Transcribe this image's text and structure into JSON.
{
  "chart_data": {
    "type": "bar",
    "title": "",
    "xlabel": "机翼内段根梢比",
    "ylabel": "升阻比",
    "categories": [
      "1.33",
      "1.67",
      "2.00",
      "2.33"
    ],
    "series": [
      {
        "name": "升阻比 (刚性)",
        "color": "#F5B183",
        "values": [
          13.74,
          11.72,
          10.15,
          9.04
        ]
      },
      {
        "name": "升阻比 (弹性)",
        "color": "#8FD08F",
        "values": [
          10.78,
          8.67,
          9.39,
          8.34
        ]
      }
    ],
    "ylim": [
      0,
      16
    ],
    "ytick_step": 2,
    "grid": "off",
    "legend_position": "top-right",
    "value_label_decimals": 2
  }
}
--------------------------------
**WHAT YOU ARE ASKED TO DO:**
Return the full listing, character for character.

**ANSWER TO THIS TASK:**
Transcribe this image's text and structure into JSON.
{
  "chart_data": {
    "type": "bar",
    "title": "",
    "xlabel": "机翼内段根梢比",
    "ylabel": "升阻比",
    "categories": [
      "1.33",
      "1.67",
      "2.00",
      "2.33"
    ],
    "series": [
      {
        "name": "升阻比 (刚性)",
        "color": "#F5B183",
        "values": [
          13.74,
          11.72,
          10.15,
          9.04
        ]
      },
      {
        "name": "升阻比 (弹性)",
        "color": "#8FD08F",
        "values": [
          10.78,
          8.67,
          9.39,
          8.34
        ]
      }
    ],
    "ylim": [
      0,
      16
    ],
    "ytick_step": 2,
    "grid": "off",
    "legend_position": "top-right",
    "value_label_decimals": 2
  }
}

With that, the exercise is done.